*Task brief*.
Can you write out all the lines word for word, with no pictures?

####

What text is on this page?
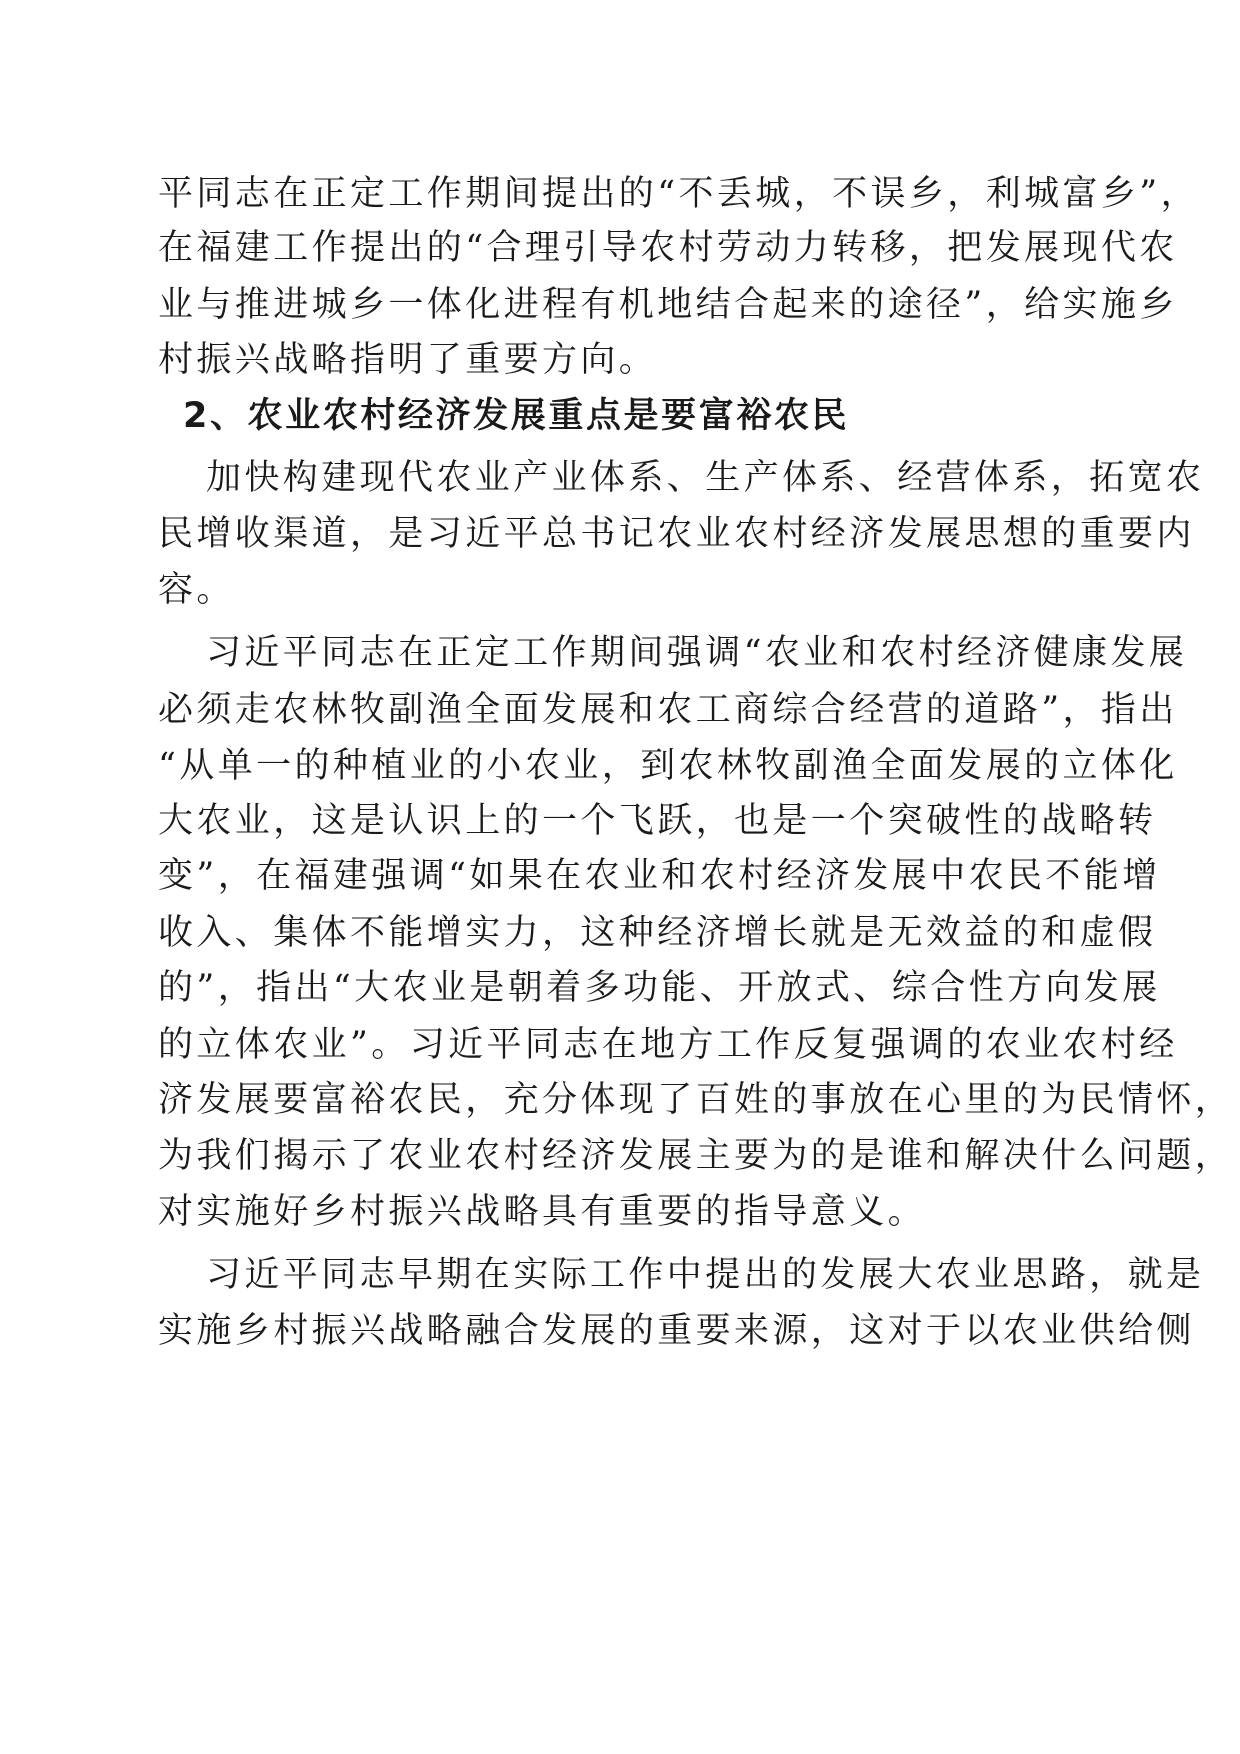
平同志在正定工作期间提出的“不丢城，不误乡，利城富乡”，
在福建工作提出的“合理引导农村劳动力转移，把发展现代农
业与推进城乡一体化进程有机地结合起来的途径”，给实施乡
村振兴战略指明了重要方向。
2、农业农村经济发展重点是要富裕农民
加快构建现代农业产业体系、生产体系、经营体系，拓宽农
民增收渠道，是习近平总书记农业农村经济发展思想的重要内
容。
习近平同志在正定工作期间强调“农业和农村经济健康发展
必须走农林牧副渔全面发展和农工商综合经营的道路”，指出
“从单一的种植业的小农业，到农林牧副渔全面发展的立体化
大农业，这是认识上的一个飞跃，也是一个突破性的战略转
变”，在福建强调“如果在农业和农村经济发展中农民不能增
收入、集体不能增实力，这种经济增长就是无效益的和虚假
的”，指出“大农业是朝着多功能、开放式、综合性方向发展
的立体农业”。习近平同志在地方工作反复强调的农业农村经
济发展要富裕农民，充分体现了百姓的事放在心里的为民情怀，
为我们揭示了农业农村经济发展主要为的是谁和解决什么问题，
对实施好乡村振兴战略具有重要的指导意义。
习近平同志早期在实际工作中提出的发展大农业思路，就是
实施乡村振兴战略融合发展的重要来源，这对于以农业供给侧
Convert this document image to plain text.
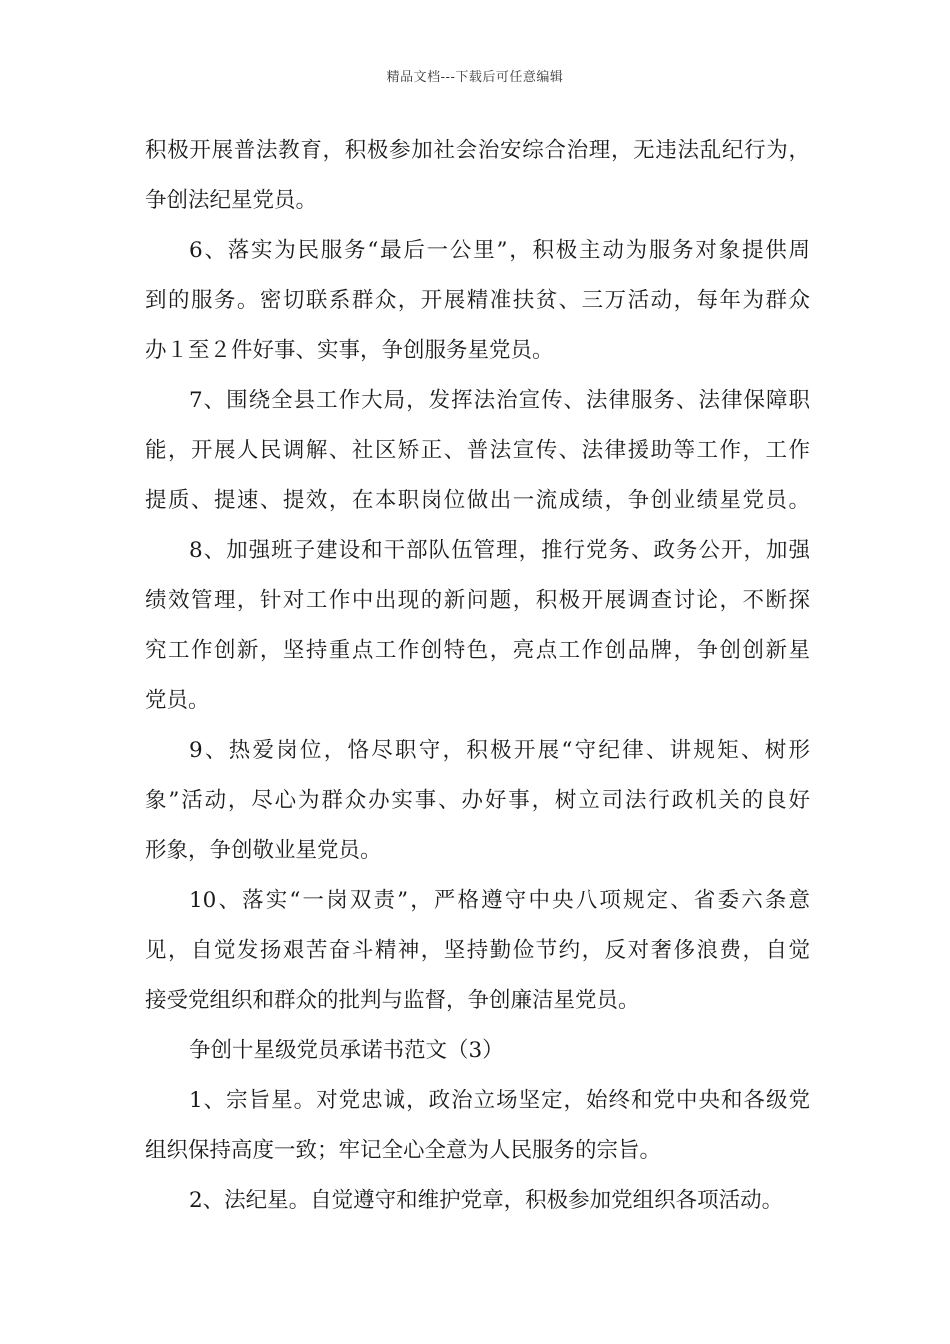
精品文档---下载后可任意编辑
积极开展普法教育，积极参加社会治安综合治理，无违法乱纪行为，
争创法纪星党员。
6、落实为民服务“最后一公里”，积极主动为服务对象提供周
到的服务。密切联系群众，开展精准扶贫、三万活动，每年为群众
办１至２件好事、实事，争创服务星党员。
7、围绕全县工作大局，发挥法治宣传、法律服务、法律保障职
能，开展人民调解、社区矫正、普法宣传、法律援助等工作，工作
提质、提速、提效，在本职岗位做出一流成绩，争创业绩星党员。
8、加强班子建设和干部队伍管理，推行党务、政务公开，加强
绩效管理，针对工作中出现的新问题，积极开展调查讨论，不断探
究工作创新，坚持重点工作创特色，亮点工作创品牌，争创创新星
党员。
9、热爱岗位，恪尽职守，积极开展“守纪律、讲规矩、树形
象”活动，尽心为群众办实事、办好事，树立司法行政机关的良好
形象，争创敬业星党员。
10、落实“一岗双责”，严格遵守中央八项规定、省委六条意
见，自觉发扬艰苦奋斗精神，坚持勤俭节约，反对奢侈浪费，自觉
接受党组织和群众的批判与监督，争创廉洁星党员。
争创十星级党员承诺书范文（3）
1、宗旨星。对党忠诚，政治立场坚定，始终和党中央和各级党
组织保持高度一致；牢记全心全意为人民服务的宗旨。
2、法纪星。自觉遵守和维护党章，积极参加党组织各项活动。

####

*Task result*.
What text is on this page?
平同志在正定工作期间提出的“不丢城，不误乡，利城富乡”，
在福建工作提出的“合理引导农村劳动力转移，把发展现代农
业与推进城乡一体化进程有机地结合起来的途径”，给实施乡
村振兴战略指明了重要方向。
2、农业农村经济发展重点是要富裕农民
加快构建现代农业产业体系、生产体系、经营体系，拓宽农
民增收渠道，是习近平总书记农业农村经济发展思想的重要内
容。
习近平同志在正定工作期间强调“农业和农村经济健康发展
必须走农林牧副渔全面发展和农工商综合经营的道路”，指出
“从单一的种植业的小农业，到农林牧副渔全面发展的立体化
大农业，这是认识上的一个飞跃，也是一个突破性的战略转
变”，在福建强调“如果在农业和农村经济发展中农民不能增
收入、集体不能增实力，这种经济增长就是无效益的和虚假
的”，指出“大农业是朝着多功能、开放式、综合性方向发展
的立体农业”。习近平同志在地方工作反复强调的农业农村经
济发展要富裕农民，充分体现了百姓的事放在心里的为民情怀，
为我们揭示了农业农村经济发展主要为的是谁和解决什么问题，
对实施好乡村振兴战略具有重要的指导意义。
习近平同志早期在实际工作中提出的发展大农业思路，就是
实施乡村振兴战略融合发展的重要来源，这对于以农业供给侧
Convert this document image to plain text.
精品文档---下载后可任意编辑
积极开展普法教育，积极参加社会治安综合治理，无违法乱纪行为，
争创法纪星党员。
6、落实为民服务“最后一公里”，积极主动为服务对象提供周
到的服务。密切联系群众，开展精准扶贫、三万活动，每年为群众
办１至２件好事、实事，争创服务星党员。
7、围绕全县工作大局，发挥法治宣传、法律服务、法律保障职
能，开展人民调解、社区矫正、普法宣传、法律援助等工作，工作
提质、提速、提效，在本职岗位做出一流成绩，争创业绩星党员。
8、加强班子建设和干部队伍管理，推行党务、政务公开，加强
绩效管理，针对工作中出现的新问题，积极开展调查讨论，不断探
究工作创新，坚持重点工作创特色，亮点工作创品牌，争创创新星
党员。
9、热爱岗位，恪尽职守，积极开展“守纪律、讲规矩、树形
象”活动，尽心为群众办实事、办好事，树立司法行政机关的良好
形象，争创敬业星党员。
10、落实“一岗双责”，严格遵守中央八项规定、省委六条意
见，自觉发扬艰苦奋斗精神，坚持勤俭节约，反对奢侈浪费，自觉
接受党组织和群众的批判与监督，争创廉洁星党员。
争创十星级党员承诺书范文（3）
1、宗旨星。对党忠诚，政治立场坚定，始终和党中央和各级党
组织保持高度一致；牢记全心全意为人民服务的宗旨。
2、法纪星。自觉遵守和维护党章，积极参加党组织各项活动。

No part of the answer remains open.